[RECORDS SHOWN]
■ ■ ■

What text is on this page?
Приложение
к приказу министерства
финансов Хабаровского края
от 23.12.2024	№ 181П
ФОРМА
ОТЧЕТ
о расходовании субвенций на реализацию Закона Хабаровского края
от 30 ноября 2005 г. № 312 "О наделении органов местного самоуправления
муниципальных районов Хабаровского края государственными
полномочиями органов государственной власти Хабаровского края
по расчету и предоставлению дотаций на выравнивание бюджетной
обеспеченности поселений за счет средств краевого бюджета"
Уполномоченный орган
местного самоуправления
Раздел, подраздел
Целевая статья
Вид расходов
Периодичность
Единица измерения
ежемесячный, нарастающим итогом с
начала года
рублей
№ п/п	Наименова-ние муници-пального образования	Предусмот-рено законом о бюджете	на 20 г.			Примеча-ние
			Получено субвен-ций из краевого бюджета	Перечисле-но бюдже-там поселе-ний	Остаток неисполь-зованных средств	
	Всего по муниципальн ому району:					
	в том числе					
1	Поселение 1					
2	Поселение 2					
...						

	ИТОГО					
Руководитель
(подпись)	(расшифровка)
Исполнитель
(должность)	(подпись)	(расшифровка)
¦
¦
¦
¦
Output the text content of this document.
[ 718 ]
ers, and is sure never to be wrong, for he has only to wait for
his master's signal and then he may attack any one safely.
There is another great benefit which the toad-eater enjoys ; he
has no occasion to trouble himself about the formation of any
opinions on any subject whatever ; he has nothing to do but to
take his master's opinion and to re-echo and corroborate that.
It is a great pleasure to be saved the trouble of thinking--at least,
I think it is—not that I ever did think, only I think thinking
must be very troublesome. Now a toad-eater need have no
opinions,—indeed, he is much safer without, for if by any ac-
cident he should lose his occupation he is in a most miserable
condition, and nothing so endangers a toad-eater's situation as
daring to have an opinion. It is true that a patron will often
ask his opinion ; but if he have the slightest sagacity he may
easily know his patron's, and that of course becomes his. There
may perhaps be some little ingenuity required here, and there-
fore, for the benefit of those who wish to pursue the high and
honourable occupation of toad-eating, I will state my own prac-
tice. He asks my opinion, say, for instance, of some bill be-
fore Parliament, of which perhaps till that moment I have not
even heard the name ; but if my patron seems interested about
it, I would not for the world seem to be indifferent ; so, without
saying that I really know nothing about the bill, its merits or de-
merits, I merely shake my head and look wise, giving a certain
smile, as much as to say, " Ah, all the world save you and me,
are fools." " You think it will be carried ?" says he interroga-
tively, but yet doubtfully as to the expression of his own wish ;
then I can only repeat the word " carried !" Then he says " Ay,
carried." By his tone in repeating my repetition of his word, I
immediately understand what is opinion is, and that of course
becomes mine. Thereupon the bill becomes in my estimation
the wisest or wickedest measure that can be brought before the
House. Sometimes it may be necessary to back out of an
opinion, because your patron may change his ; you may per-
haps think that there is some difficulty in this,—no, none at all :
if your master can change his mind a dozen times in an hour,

■ ■ ■

[TASK OBJECTIVE] Quote every line of the data, word for word.

[SOLUTION FOR THIS TASK]
What text is on this page?
Приложение
к приказу министерства
финансов Хабаровского края
от 23.12.2024	№ 181П
ФОРМА
ОТЧЕТ
о расходовании субвенций на реализацию Закона Хабаровского края
от 30 ноября 2005 г. № 312 "О наделении органов местного самоуправления
муниципальных районов Хабаровского края государственными
полномочиями органов государственной власти Хабаровского края
по расчету и предоставлению дотаций на выравнивание бюджетной
обеспеченности поселений за счет средств краевого бюджета"
Уполномоченный орган
местного самоуправления
Раздел, подраздел
Целевая статья
Вид расходов
Периодичность
Единица измерения
ежемесячный, нарастающим итогом с
начала года
рублей
№ п/п	Наименова-ние муници-пального образования	Предусмот-рено законом о бюджете	на 20 г.			Примеча-ние
			Получено субвен-ций из краевого бюджета	Перечисле-но бюдже-там поселе-ний	Остаток неисполь-зованных средств	
	Всего по муниципальн ому району:					
	в том числе					
1	Поселение 1					
2	Поселение 2					
...						

	ИТОГО					
Руководитель
(подпись)	(расшифровка)
Исполнитель
(должность)	(подпись)	(расшифровка)
¦
¦
¦
¦
Output the text content of this document.
[ 718 ]
ers, and is sure never to be wrong, for he has only to wait for
his master's signal and then he may attack any one safely.
There is another great benefit which the toad-eater enjoys ; he
has no occasion to trouble himself about the formation of any
opinions on any subject whatever ; he has nothing to do but to
take his master's opinion and to re-echo and corroborate that.
It is a great pleasure to be saved the trouble of thinking--at least,
I think it is—not that I ever did think, only I think thinking
must be very troublesome. Now a toad-eater need have no
opinions,—indeed, he is much safer without, for if by any ac-
cident he should lose his occupation he is in a most miserable
condition, and nothing so endangers a toad-eater's situation as
daring to have an opinion. It is true that a patron will often
ask his opinion ; but if he have the slightest sagacity he may
easily know his patron's, and that of course becomes his. There
may perhaps be some little ingenuity required here, and there-
fore, for the benefit of those who wish to pursue the high and
honourable occupation of toad-eating, I will state my own prac-
tice. He asks my opinion, say, for instance, of some bill be-
fore Parliament, of which perhaps till that moment I have not
even heard the name ; but if my patron seems interested about
it, I would not for the world seem to be indifferent ; so, without
saying that I really know nothing about the bill, its merits or de-
merits, I merely shake my head and look wise, giving a certain
smile, as much as to say, " Ah, all the world save you and me,
are fools." " You think it will be carried ?" says he interroga-
tively, but yet doubtfully as to the expression of his own wish ;
then I can only repeat the word " carried !" Then he says " Ay,
carried." By his tone in repeating my repetition of his word, I
immediately understand what is opinion is, and that of course
becomes mine. Thereupon the bill becomes in my estimation
the wisest or wickedest measure that can be brought before the
House. Sometimes it may be necessary to back out of an
opinion, because your patron may change his ; you may per-
haps think that there is some difficulty in this,—no, none at all :
if your master can change his mind a dozen times in an hour,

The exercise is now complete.